━━━ READING PASSAGE ━━━

The artery to head of femur and the superior/inferior gluteal arteries provide some additional supply.
The hip joint is innervated primarily by the sciatic, femoral and obturator nerves. These same nerves innervate the knee, which explains why pain can be referred to the knee from the hip and vice versa.
The primary function of the hip joint is to weight-bear. There are a number of factors that act to increase stability of the joint.
The first structure is the acetabulum. It is deep, and encompasses nearly all of the head of the femur. This decreases the probability of the head slipping out of the acetabulum (dislocation).
There is a horseshoe shaped fibrocartilaginous ring around the acetabulum which increases its depth, known as the acetabular labrum. The increase in depth provides a larger articular surface, further improving the stability of the joint.
The iliofemoral, pubofemoral and ischiofemoral ligaments are very strong, and along with the thickened joint capsule, provide a large degree of stability. These ligaments have a unique spiral orientation; this causes them to become tighter when the joint is extended.
In addition, the muscles and ligaments work in a reciprocal fashion at the hip joint:
- Anteriorly, where the ligaments are strongest, the medial flexors (located anteriorly) are fewer and weaker.
- Posteriorly, where the ligaments are weakest, the medial rotators are greater in number and stronger – they effectively ‘pull’ the head of the femur into the acetabulum.
Movements and Muscles
The movements that can be carried out at the hip joint are listed below, along with the principle muscles responsible for each action:
- Flexion – iliopsoas, rectus femoris, sartorius, pectineus
- Extension – gluteus maximus; semimembranosus, semitendinosus and biceps femoris (the hamstrings)
- Abduction – gluteus medius, gluteus minimus, piriformis and tensor fascia latae
- Adduction – adductors longus, brevis and magnus, pectineus and gracilis
- Lateral rotation – biceps femoris, gluteus maximus, piriformis, assisted by the obturators, gemilli and quadratus femoris.
- Medial rotation – anterior fibres of gluteus medius and minimus, tensor fascia latae
The degree to which flexion at the hip can occur depends on whether the knee is flexed – this relaxes the hamstring muscles, and increases the range of flexion.
Extension at the hip joint is limited by the joint capsule and the iliofemoral ligament. These structures become taut during extension to limit further movement.

━━━

*EXERCISE 1*.
Answer these questions using the passage on the hip joint.
(a) Which three nerves primarily innervate the hip joint?
(b) What is the horseshoe-shaped fibrocartilaginous ring around the acetabulum called?
(c) Which two structures limit extension at the hip joint?
*EXERCISE 2*. Duplicate the hip joint passage word for word, starting with "The first structure" and going on through "joint is extended.".

━━━ RAW DATA ━━━

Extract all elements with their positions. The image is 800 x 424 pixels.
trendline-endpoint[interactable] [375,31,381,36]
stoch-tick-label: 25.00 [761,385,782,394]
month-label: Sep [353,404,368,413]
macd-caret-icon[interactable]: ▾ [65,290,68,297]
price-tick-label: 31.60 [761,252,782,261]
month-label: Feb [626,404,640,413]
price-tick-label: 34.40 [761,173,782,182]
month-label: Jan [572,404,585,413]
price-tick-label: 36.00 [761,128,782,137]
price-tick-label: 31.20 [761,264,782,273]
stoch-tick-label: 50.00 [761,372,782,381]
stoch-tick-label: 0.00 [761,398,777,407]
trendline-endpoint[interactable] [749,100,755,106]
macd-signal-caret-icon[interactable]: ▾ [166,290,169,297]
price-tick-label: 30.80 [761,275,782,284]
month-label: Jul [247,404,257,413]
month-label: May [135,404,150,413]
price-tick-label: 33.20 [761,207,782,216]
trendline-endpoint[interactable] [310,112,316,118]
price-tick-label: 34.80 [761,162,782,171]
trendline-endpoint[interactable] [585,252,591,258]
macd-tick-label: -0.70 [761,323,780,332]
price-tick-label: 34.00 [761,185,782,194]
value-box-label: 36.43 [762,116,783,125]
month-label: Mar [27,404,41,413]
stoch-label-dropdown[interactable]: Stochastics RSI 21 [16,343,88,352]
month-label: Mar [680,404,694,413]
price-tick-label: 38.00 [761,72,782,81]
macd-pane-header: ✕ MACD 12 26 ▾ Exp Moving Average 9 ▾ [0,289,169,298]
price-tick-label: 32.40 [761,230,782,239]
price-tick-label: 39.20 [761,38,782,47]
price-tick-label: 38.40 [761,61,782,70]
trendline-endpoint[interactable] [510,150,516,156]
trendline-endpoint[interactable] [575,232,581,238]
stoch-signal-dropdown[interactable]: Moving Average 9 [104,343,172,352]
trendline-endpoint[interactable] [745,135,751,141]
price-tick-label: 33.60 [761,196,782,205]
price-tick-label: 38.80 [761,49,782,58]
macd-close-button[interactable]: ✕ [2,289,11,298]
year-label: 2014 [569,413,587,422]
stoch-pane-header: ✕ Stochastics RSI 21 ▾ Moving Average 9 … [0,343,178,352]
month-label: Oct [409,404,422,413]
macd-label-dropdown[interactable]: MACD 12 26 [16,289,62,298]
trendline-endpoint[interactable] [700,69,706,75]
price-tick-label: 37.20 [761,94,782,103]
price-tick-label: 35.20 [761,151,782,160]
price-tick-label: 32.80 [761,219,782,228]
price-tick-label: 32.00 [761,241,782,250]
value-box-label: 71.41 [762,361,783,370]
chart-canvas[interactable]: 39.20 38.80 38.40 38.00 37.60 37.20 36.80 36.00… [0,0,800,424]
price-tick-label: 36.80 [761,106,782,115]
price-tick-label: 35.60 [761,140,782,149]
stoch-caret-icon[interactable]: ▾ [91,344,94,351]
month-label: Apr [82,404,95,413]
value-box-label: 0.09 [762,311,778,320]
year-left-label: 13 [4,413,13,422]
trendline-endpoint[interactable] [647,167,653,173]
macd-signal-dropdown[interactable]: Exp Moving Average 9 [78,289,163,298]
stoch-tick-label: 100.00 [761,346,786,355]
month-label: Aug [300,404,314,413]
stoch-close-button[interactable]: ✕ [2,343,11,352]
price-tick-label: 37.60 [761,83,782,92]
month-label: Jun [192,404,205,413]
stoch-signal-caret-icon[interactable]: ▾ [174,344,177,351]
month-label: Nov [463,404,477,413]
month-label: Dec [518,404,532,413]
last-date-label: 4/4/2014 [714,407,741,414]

━━━

*EXERCISE RESPONSE 1*.
(a) The sciatic, femoral and obturator nerves.
(b) The acetabular labrum.
(c) The joint capsule and the iliofemoral ligament.

*EXERCISE RESPONSE 2*.
The first structure is the acetabulum. It is deep, and encompasses nearly all of the head of the femur. This decreases the probability of the head slipping out of the acetabulum (dislocation).
There is a horseshoe shaped fibrocartilaginous ring around the acetabulum which increases its depth, known as the acetabular labrum. The increase in depth provides a larger articular surface, further improving the stability of the joint.
The iliofemoral, pubofemoral and ischiofemoral ligaments are very strong, and along with the thickened joint capsule, provide a large degree of stability. These ligaments have a unique spiral orientation; this causes them to become tighter when the joint is extended.